* [Exercise description]: In the entries that follow, find the word "JSON" and report each line it is on.

(Data records)
⟨

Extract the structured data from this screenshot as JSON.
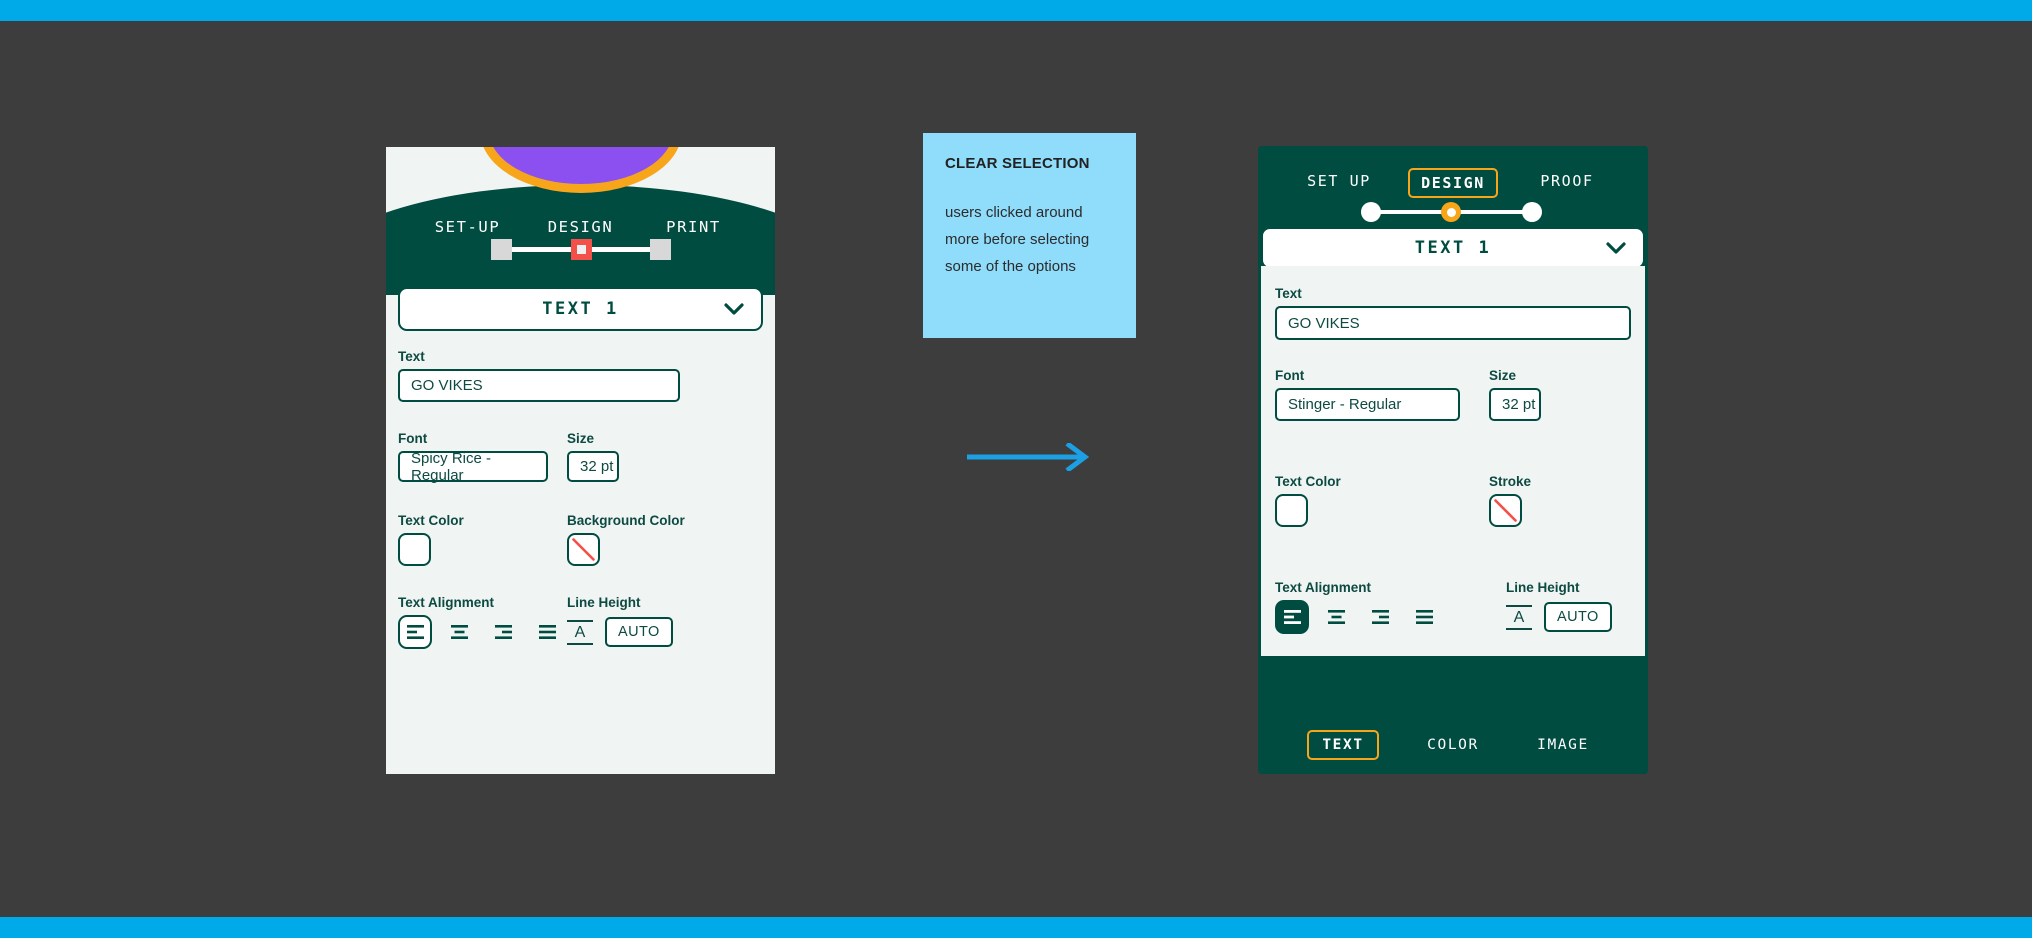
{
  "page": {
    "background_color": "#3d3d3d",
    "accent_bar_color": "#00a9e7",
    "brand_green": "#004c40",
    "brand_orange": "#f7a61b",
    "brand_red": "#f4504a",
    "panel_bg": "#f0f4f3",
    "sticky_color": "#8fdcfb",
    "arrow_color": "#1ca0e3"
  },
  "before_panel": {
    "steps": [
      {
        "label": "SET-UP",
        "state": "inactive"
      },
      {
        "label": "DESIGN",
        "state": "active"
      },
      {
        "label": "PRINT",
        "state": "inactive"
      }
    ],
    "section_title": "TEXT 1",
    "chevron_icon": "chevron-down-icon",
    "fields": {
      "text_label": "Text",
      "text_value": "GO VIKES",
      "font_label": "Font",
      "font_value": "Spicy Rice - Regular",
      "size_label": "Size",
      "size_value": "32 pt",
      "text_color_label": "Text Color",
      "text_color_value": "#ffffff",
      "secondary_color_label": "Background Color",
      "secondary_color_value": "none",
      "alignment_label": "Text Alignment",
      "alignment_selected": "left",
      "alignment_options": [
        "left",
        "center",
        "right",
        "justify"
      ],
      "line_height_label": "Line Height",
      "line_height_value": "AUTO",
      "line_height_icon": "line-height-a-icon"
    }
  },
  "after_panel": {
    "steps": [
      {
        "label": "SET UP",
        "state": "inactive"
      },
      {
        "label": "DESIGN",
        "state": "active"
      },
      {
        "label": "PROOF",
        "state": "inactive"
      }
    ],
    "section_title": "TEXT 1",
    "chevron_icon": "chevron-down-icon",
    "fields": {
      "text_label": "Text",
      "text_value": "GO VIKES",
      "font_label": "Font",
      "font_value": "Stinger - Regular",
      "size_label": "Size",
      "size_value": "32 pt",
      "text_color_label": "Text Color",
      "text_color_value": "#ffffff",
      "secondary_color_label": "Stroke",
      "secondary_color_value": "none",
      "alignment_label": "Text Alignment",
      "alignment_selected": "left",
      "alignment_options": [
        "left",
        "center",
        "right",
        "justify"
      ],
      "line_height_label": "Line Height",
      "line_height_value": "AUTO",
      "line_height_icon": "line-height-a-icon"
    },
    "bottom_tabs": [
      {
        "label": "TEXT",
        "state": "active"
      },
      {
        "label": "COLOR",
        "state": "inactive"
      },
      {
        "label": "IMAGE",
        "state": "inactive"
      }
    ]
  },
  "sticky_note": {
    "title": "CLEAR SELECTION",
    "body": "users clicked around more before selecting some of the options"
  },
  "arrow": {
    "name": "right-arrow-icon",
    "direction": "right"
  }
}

⟩
⟨

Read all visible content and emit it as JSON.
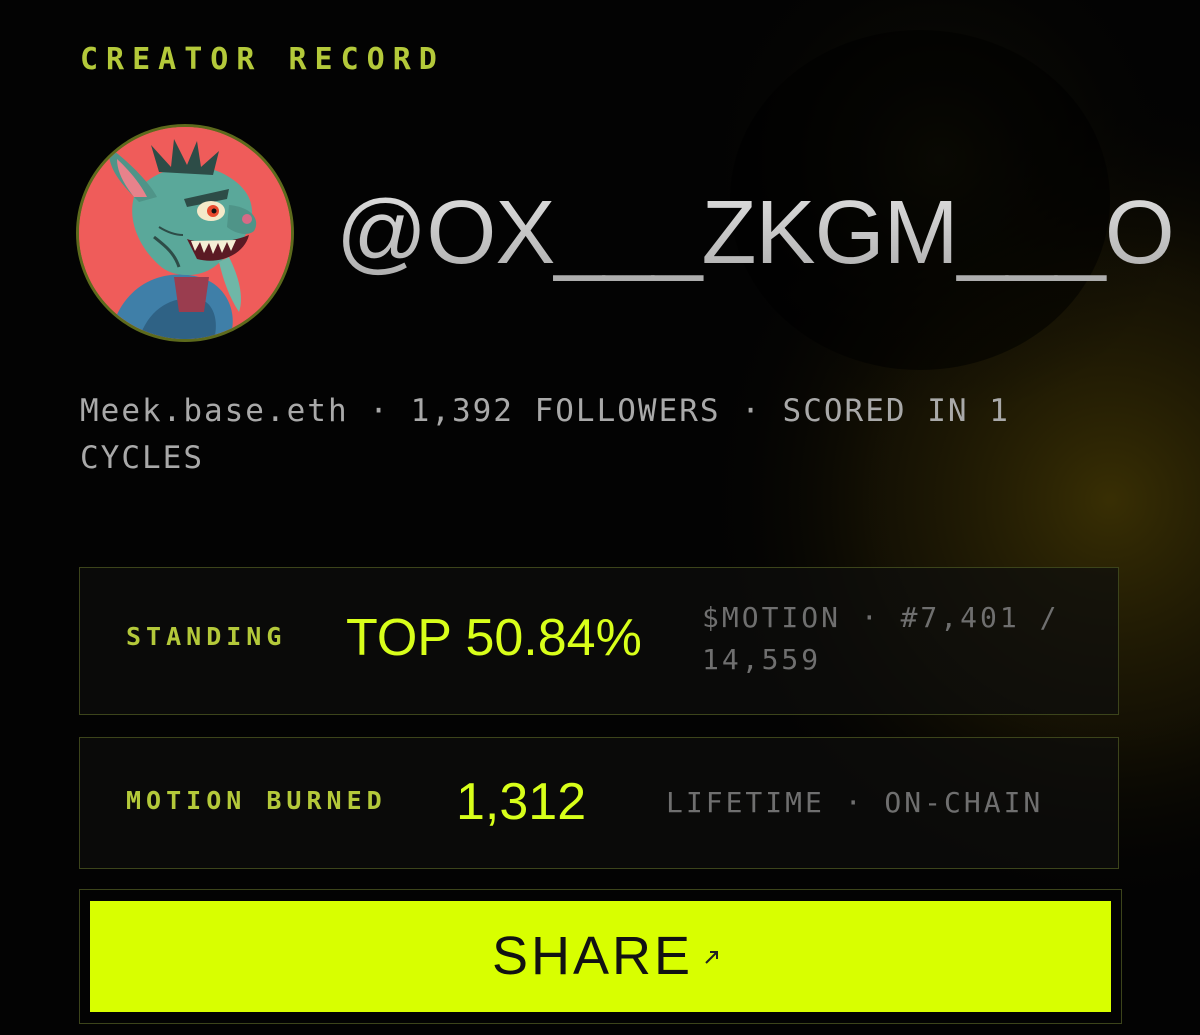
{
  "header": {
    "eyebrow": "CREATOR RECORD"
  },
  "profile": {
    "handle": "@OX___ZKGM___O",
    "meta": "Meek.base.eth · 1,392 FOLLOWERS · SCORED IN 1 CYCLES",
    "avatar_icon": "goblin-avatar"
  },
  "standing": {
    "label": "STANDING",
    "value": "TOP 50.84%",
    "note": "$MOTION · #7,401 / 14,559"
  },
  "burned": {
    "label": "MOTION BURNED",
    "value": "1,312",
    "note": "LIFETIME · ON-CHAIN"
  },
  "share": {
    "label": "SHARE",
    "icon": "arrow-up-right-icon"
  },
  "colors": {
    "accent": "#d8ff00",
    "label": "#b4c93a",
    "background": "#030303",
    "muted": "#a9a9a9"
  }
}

⟩

* [Task solution]:
Extract the structured data from this screenshot as JSON.
Read all visible content and emit it as JSON.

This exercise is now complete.